GIVEN TASK :: Type out the records that follow, exactly as given.
☆ ☆ ☆ ☆ ☆
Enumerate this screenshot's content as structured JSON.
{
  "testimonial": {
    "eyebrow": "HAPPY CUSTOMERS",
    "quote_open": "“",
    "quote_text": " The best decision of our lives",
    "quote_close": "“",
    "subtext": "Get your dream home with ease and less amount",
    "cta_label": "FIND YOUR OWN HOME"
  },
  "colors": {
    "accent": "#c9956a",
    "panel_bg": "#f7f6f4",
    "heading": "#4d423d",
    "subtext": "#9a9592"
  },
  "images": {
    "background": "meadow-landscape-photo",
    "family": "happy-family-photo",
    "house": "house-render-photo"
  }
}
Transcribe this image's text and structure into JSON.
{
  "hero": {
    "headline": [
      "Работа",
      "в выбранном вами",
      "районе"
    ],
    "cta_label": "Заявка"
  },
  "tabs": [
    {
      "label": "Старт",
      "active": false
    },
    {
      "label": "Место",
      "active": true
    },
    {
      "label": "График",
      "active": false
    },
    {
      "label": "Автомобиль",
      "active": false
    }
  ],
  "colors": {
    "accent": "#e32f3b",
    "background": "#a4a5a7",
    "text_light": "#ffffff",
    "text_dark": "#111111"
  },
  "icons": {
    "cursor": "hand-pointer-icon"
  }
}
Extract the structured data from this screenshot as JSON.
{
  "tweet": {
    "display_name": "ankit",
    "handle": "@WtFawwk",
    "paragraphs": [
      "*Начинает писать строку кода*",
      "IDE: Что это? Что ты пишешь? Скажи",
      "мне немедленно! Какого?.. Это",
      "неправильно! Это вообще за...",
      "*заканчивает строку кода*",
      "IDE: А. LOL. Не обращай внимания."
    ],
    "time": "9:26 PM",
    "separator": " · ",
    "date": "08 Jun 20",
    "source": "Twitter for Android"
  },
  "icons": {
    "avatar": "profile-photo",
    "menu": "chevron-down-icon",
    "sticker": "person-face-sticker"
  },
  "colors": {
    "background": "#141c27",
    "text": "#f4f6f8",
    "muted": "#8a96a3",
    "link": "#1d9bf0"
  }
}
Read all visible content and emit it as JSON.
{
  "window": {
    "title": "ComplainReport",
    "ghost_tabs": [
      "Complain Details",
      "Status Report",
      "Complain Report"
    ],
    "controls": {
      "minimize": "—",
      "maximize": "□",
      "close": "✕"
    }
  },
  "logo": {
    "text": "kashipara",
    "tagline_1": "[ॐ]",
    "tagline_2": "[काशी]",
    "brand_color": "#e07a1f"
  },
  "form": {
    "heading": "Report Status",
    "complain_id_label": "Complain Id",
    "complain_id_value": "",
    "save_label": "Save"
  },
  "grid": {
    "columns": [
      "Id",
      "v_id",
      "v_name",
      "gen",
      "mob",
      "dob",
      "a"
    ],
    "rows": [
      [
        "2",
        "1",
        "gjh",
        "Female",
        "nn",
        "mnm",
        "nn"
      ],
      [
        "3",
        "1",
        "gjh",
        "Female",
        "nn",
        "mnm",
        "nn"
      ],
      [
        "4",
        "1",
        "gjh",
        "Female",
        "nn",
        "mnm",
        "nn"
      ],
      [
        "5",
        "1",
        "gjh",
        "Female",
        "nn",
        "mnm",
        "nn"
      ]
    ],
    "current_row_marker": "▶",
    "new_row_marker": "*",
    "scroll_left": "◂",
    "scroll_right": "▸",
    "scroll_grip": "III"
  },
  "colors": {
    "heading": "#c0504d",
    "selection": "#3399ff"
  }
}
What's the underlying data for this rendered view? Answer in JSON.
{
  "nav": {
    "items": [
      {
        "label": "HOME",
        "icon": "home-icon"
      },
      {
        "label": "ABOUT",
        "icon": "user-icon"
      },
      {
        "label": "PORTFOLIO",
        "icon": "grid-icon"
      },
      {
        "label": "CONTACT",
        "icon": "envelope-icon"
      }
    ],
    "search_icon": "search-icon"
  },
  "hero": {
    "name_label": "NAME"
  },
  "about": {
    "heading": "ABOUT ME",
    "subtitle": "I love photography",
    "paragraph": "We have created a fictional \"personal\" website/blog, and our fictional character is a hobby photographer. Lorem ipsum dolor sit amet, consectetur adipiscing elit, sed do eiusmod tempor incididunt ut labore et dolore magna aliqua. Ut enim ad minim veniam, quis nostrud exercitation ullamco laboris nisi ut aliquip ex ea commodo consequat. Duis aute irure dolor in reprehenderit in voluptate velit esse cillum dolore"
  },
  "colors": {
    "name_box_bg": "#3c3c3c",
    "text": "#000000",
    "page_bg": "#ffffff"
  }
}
☆ ☆ ☆ ☆ ☆
CORRECT RESULT ::
Enumerate this screenshot's content as structured JSON.
{
  "testimonial": {
    "eyebrow": "HAPPY CUSTOMERS",
    "quote_open": "“",
    "quote_text": " The best decision of our lives",
    "quote_close": "“",
    "subtext": "Get your dream home with ease and less amount",
    "cta_label": "FIND YOUR OWN HOME"
  },
  "colors": {
    "accent": "#c9956a",
    "panel_bg": "#f7f6f4",
    "heading": "#4d423d",
    "subtext": "#9a9592"
  },
  "images": {
    "background": "meadow-landscape-photo",
    "family": "happy-family-photo",
    "house": "house-render-photo"
  }
}
Transcribe this image's text and structure into JSON.
{
  "hero": {
    "headline": [
      "Работа",
      "в выбранном вами",
      "районе"
    ],
    "cta_label": "Заявка"
  },
  "tabs": [
    {
      "label": "Старт",
      "active": false
    },
    {
      "label": "Место",
      "active": true
    },
    {
      "label": "График",
      "active": false
    },
    {
      "label": "Автомобиль",
      "active": false
    }
  ],
  "colors": {
    "accent": "#e32f3b",
    "background": "#a4a5a7",
    "text_light": "#ffffff",
    "text_dark": "#111111"
  },
  "icons": {
    "cursor": "hand-pointer-icon"
  }
}
Extract the structured data from this screenshot as JSON.
{
  "tweet": {
    "display_name": "ankit",
    "handle": "@WtFawwk",
    "paragraphs": [
      "*Начинает писать строку кода*",
      "IDE: Что это? Что ты пишешь? Скажи",
      "мне немедленно! Какого?.. Это",
      "неправильно! Это вообще за...",
      "*заканчивает строку кода*",
      "IDE: А. LOL. Не обращай внимания."
    ],
    "time": "9:26 PM",
    "separator": " · ",
    "date": "08 Jun 20",
    "source": "Twitter for Android"
  },
  "icons": {
    "avatar": "profile-photo",
    "menu": "chevron-down-icon",
    "sticker": "person-face-sticker"
  },
  "colors": {
    "background": "#141c27",
    "text": "#f4f6f8",
    "muted": "#8a96a3",
    "link": "#1d9bf0"
  }
}
Read all visible content and emit it as JSON.
{
  "window": {
    "title": "ComplainReport",
    "ghost_tabs": [
      "Complain Details",
      "Status Report",
      "Complain Report"
    ],
    "controls": {
      "minimize": "—",
      "maximize": "□",
      "close": "✕"
    }
  },
  "logo": {
    "text": "kashipara",
    "tagline_1": "[ॐ]",
    "tagline_2": "[काशी]",
    "brand_color": "#e07a1f"
  },
  "form": {
    "heading": "Report Status",
    "complain_id_label": "Complain Id",
    "complain_id_value": "",
    "save_label": "Save"
  },
  "grid": {
    "columns": [
      "Id",
      "v_id",
      "v_name",
      "gen",
      "mob",
      "dob",
      "a"
    ],
    "rows": [
      [
        "2",
        "1",
        "gjh",
        "Female",
        "nn",
        "mnm",
        "nn"
      ],
      [
        "3",
        "1",
        "gjh",
        "Female",
        "nn",
        "mnm",
        "nn"
      ],
      [
        "4",
        "1",
        "gjh",
        "Female",
        "nn",
        "mnm",
        "nn"
      ],
      [
        "5",
        "1",
        "gjh",
        "Female",
        "nn",
        "mnm",
        "nn"
      ]
    ],
    "current_row_marker": "▶",
    "new_row_marker": "*",
    "scroll_left": "◂",
    "scroll_right": "▸",
    "scroll_grip": "III"
  },
  "colors": {
    "heading": "#c0504d",
    "selection": "#3399ff"
  }
}
What's the underlying data for this rendered view? Answer in JSON.
{
  "nav": {
    "items": [
      {
        "label": "HOME",
        "icon": "home-icon"
      },
      {
        "label": "ABOUT",
        "icon": "user-icon"
      },
      {
        "label": "PORTFOLIO",
        "icon": "grid-icon"
      },
      {
        "label": "CONTACT",
        "icon": "envelope-icon"
      }
    ],
    "search_icon": "search-icon"
  },
  "hero": {
    "name_label": "NAME"
  },
  "about": {
    "heading": "ABOUT ME",
    "subtitle": "I love photography",
    "paragraph": "We have created a fictional \"personal\" website/blog, and our fictional character is a hobby photographer. Lorem ipsum dolor sit amet, consectetur adipiscing elit, sed do eiusmod tempor incididunt ut labore et dolore magna aliqua. Ut enim ad minim veniam, quis nostrud exercitation ullamco laboris nisi ut aliquip ex ea commodo consequat. Duis aute irure dolor in reprehenderit in voluptate velit esse cillum dolore"
  },
  "colors": {
    "name_box_bg": "#3c3c3c",
    "text": "#000000",
    "page_bg": "#ffffff"
  }
}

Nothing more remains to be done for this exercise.